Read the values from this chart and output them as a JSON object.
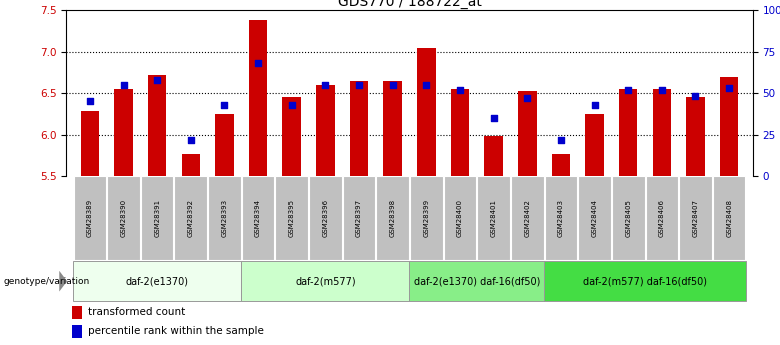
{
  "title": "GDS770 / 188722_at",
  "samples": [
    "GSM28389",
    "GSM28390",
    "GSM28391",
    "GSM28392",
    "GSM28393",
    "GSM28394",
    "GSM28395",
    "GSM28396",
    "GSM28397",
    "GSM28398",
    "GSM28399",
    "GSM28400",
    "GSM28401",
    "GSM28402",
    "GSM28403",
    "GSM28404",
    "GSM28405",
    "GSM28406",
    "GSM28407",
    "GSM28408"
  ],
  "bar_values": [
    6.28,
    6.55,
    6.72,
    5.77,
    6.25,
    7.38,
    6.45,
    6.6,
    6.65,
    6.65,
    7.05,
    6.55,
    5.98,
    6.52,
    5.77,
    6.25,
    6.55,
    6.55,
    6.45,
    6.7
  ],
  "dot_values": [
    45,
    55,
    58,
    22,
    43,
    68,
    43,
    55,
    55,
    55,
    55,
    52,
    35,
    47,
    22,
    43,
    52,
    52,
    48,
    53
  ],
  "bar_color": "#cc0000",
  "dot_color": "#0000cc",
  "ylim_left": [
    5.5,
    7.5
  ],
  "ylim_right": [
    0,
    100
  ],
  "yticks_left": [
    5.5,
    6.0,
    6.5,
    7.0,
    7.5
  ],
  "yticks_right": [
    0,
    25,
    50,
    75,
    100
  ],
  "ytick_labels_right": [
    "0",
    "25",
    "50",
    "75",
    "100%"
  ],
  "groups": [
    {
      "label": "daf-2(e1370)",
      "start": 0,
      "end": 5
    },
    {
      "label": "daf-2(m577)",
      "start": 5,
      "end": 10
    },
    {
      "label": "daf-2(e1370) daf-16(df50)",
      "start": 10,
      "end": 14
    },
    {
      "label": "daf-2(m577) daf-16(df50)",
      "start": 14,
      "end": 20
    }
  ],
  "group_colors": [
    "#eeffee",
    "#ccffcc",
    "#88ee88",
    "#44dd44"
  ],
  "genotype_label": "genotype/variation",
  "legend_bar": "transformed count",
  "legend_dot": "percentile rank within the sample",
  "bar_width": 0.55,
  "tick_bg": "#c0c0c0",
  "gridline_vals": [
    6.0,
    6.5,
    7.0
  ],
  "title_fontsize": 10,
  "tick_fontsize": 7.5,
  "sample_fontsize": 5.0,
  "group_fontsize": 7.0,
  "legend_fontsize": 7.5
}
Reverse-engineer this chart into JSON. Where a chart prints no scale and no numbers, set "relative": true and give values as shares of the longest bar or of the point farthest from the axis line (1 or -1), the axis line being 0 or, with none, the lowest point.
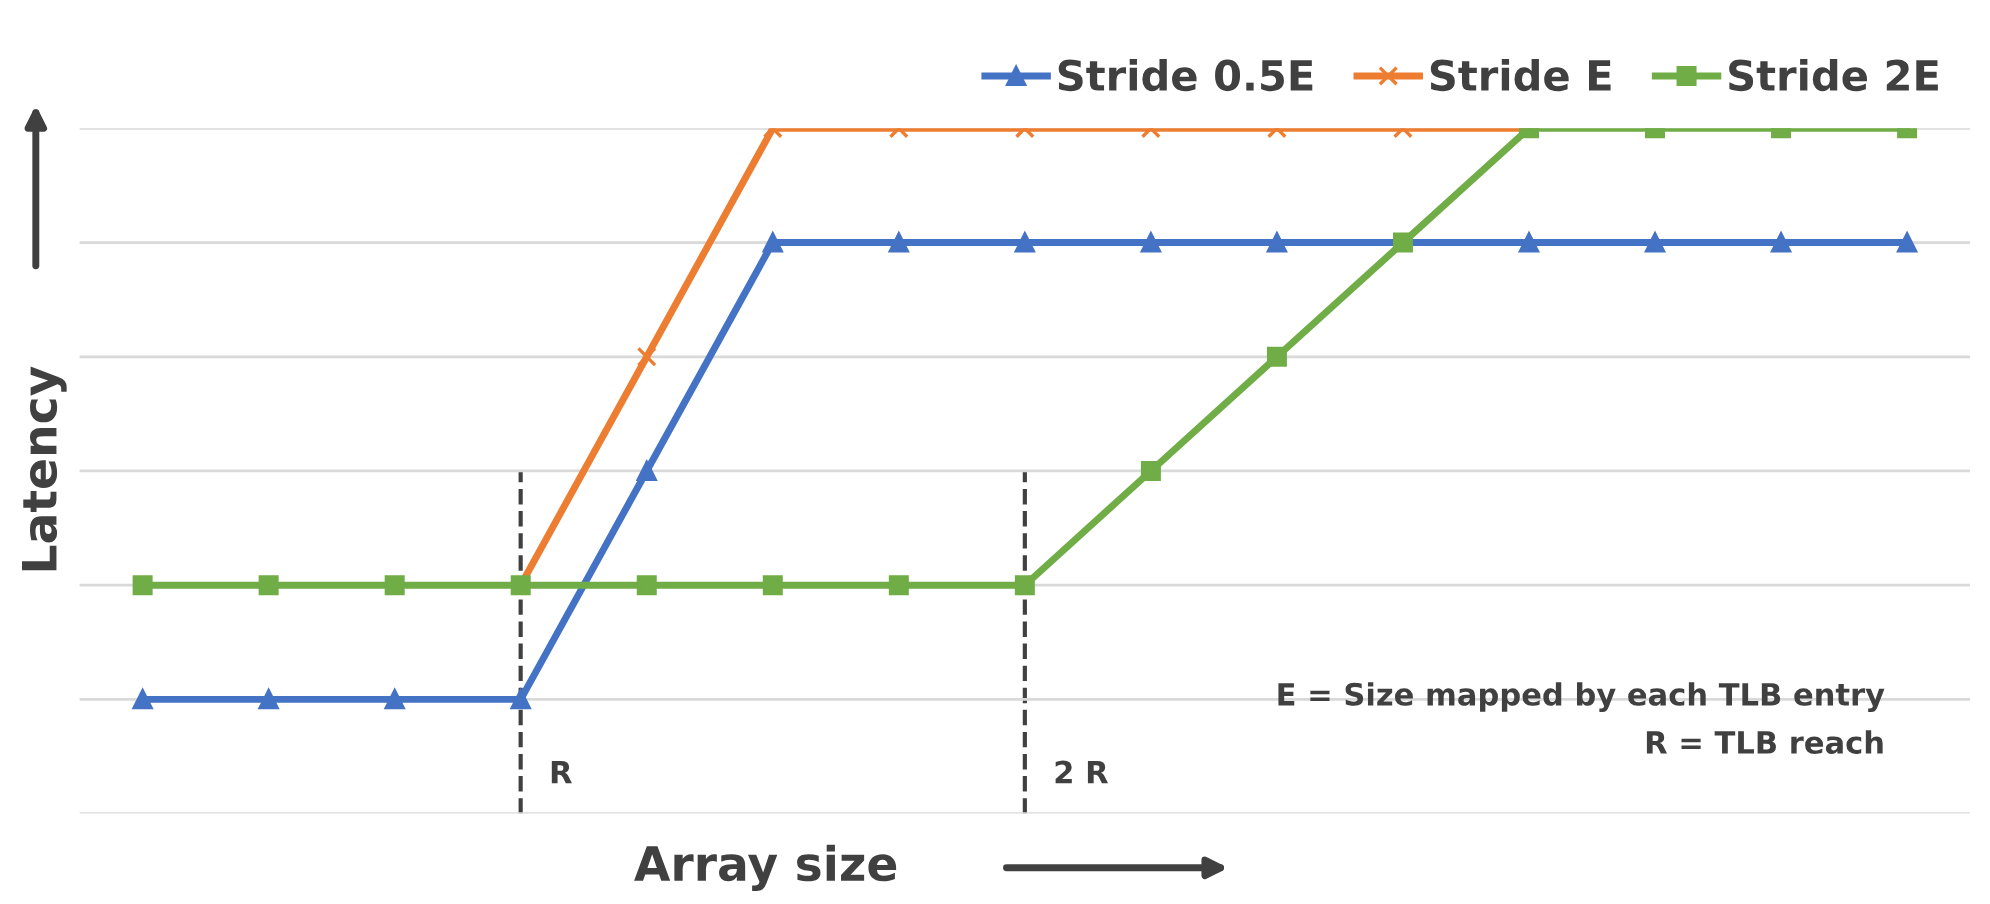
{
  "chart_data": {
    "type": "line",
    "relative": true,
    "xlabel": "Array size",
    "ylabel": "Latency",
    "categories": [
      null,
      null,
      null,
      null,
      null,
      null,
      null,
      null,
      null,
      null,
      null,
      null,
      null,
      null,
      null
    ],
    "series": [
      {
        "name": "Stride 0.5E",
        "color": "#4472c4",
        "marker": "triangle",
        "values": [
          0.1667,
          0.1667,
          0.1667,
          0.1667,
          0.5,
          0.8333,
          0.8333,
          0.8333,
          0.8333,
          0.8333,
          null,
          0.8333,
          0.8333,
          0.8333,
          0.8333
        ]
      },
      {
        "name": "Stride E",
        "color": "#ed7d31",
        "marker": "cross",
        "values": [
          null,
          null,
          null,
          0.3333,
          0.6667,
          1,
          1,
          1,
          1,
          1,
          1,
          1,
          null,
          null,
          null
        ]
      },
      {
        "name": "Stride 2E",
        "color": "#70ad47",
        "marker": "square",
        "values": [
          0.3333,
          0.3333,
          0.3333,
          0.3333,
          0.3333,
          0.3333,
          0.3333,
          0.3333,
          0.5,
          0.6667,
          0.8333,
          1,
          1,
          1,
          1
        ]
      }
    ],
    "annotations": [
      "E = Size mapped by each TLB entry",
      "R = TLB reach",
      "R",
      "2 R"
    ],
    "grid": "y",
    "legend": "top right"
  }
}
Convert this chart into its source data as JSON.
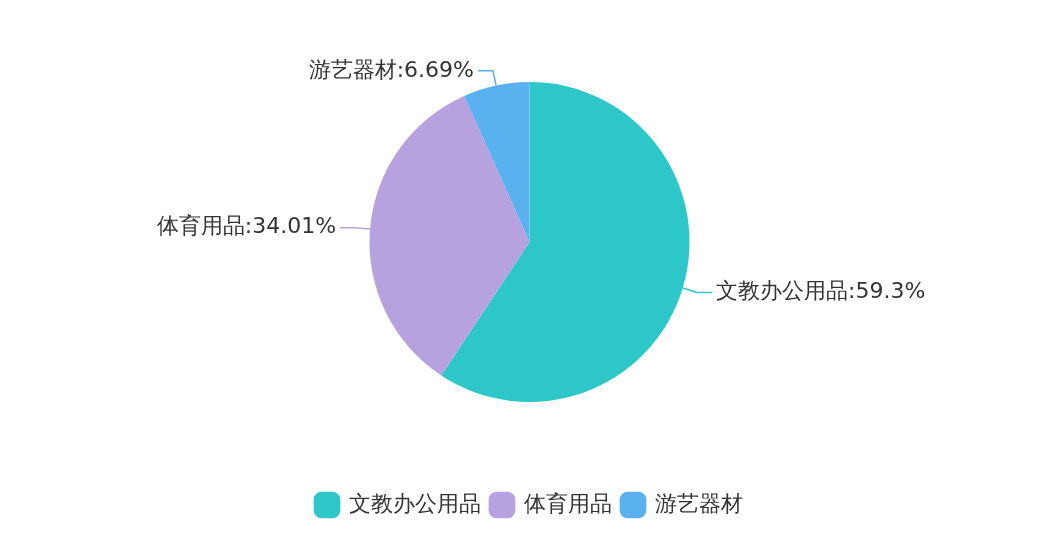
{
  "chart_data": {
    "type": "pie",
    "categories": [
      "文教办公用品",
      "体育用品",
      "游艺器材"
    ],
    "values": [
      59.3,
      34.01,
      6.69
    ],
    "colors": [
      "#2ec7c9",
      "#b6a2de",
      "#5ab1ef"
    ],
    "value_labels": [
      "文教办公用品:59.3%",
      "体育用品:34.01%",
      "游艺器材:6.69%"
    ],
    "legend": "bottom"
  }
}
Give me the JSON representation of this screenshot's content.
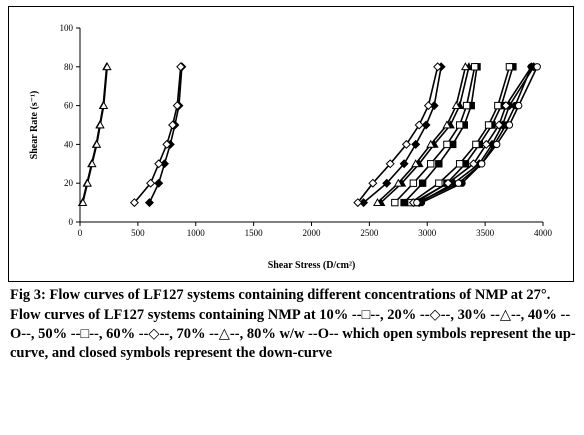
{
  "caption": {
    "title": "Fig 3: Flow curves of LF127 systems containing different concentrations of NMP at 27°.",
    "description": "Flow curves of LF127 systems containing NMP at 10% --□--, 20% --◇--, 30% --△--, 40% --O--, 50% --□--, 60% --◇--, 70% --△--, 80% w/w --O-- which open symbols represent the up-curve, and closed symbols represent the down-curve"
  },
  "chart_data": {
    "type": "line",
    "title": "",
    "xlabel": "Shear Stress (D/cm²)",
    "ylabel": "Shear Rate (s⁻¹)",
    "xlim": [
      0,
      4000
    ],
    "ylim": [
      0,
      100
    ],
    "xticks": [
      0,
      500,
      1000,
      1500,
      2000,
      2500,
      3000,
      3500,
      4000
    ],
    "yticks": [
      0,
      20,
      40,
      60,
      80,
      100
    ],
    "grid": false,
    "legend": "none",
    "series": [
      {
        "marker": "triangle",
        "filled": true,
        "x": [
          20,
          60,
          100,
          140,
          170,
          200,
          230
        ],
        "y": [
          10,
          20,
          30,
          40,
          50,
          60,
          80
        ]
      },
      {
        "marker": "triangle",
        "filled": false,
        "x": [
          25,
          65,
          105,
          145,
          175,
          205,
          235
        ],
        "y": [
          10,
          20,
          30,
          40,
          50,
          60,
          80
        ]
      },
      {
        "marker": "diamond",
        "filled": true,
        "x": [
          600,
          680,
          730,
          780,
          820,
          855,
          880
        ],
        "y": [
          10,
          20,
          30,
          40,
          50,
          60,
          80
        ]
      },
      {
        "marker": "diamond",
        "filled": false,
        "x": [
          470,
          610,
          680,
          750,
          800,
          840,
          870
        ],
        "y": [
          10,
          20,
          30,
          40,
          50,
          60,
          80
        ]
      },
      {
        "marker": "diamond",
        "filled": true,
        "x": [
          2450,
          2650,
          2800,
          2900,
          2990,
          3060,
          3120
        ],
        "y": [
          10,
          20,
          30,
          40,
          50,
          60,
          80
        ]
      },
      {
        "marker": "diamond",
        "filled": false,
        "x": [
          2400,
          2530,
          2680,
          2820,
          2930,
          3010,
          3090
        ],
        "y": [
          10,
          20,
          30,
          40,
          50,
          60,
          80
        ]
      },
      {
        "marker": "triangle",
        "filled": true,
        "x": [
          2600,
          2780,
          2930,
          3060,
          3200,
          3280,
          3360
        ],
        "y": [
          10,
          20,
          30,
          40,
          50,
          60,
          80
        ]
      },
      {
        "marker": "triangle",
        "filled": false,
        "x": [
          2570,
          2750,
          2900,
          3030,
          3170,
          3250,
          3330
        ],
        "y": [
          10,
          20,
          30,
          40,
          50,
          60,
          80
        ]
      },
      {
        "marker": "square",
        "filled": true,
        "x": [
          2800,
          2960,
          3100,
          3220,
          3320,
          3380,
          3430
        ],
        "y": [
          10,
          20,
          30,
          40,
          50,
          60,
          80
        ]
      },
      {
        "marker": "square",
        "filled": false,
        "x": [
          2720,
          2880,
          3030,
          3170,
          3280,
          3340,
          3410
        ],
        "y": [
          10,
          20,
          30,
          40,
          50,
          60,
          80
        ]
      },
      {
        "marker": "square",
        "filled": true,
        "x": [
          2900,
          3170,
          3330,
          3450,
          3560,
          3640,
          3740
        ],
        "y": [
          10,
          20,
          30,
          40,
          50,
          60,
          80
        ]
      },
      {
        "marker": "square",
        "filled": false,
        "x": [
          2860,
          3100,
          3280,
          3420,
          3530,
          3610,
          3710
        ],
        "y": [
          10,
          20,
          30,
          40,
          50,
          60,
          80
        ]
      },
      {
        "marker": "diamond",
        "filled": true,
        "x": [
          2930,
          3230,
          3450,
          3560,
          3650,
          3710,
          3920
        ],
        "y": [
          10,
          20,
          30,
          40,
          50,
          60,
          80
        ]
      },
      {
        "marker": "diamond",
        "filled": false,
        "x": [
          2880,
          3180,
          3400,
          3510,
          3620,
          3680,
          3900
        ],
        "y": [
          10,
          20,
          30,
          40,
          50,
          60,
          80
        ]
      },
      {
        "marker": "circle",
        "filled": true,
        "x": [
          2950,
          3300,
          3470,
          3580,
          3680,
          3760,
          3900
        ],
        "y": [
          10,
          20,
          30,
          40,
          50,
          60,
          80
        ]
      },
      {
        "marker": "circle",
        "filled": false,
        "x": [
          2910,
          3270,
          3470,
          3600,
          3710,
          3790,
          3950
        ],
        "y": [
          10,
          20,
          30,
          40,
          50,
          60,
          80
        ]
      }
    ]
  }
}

******************************

▶ [Work to do]
For each line in the data above that contains the string "this", extract the line.

▶ [Task output]
Read the values from this chart and output them as a JSON object.
Reverse-engineer this chart into JSON. Where a chart prints no scale and no numbers, set "relative": true and give values as shares of the longest bar or of the point farthest from the axis line (1 or -1), the axis line being 0 or, with none, the lowest point.
Convert this chart into its source data as JSON.
Give me the JSON representation of this screenshot's content.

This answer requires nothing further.